**Exercise description**. Every line of the data must be copied exactly.

**Provided data**.

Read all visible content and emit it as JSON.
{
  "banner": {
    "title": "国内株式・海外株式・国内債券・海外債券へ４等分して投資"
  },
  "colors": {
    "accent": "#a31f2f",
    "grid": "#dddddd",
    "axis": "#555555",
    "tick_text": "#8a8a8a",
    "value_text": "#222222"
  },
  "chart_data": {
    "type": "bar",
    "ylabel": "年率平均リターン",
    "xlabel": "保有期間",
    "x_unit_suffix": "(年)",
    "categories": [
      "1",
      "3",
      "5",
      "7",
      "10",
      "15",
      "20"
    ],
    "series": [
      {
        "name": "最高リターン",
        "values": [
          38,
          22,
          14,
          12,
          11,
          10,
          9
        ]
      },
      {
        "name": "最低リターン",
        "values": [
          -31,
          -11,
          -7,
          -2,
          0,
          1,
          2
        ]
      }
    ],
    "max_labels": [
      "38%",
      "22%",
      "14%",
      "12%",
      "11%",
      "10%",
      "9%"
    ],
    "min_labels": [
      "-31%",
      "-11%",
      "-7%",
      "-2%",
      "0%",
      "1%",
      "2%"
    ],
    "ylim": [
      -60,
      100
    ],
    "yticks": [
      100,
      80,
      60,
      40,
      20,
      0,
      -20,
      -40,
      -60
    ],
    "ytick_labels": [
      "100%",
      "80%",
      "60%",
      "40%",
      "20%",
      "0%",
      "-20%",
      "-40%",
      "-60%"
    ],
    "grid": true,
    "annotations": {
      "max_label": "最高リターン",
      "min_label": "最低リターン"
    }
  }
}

**The completed task**.
Read all visible content and emit it as JSON.
{
  "banner": {
    "title": "国内株式・海外株式・国内債券・海外債券へ４等分して投資"
  },
  "colors": {
    "accent": "#a31f2f",
    "grid": "#dddddd",
    "axis": "#555555",
    "tick_text": "#8a8a8a",
    "value_text": "#222222"
  },
  "chart_data": {
    "type": "bar",
    "ylabel": "年率平均リターン",
    "xlabel": "保有期間",
    "x_unit_suffix": "(年)",
    "categories": [
      "1",
      "3",
      "5",
      "7",
      "10",
      "15",
      "20"
    ],
    "series": [
      {
        "name": "最高リターン",
        "values": [
          38,
          22,
          14,
          12,
          11,
          10,
          9
        ]
      },
      {
        "name": "最低リターン",
        "values": [
          -31,
          -11,
          -7,
          -2,
          0,
          1,
          2
        ]
      }
    ],
    "max_labels": [
      "38%",
      "22%",
      "14%",
      "12%",
      "11%",
      "10%",
      "9%"
    ],
    "min_labels": [
      "-31%",
      "-11%",
      "-7%",
      "-2%",
      "0%",
      "1%",
      "2%"
    ],
    "ylim": [
      -60,
      100
    ],
    "yticks": [
      100,
      80,
      60,
      40,
      20,
      0,
      -20,
      -40,
      -60
    ],
    "ytick_labels": [
      "100%",
      "80%",
      "60%",
      "40%",
      "20%",
      "0%",
      "-20%",
      "-40%",
      "-60%"
    ],
    "grid": true,
    "annotations": {
      "max_label": "最高リターン",
      "min_label": "最低リターン"
    }
  }
}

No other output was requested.